*Dataset rows:*
════════
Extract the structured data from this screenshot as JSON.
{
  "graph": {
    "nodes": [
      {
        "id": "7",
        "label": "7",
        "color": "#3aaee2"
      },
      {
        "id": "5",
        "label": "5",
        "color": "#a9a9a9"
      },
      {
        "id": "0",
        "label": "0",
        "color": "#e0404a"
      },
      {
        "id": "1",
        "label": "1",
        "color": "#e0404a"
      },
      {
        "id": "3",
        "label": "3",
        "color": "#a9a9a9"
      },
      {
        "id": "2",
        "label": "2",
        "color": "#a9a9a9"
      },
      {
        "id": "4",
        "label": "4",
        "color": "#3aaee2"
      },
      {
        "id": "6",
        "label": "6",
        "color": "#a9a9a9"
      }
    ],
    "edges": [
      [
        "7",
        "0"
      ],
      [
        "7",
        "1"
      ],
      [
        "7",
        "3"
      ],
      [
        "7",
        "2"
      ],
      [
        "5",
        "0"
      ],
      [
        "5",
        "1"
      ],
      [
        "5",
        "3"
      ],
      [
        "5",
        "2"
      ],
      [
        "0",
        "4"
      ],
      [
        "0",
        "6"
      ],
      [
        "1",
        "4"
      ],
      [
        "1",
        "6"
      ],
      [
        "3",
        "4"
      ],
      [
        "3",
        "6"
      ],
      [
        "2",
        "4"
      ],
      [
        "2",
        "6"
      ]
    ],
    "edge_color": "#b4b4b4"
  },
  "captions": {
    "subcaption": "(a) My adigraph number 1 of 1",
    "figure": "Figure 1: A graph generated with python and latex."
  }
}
════════
*INSTRUCTIONS TO FOLLOW:* Using the records above, list each line that includes "label".

*OUTPUT FOR THIS EXERCISE:*
        "label": "7",
        "label": "5",
        "label": "0",
        "label": "1",
        "label": "3",
        "label": "2",
        "label": "4",
        "label": "6",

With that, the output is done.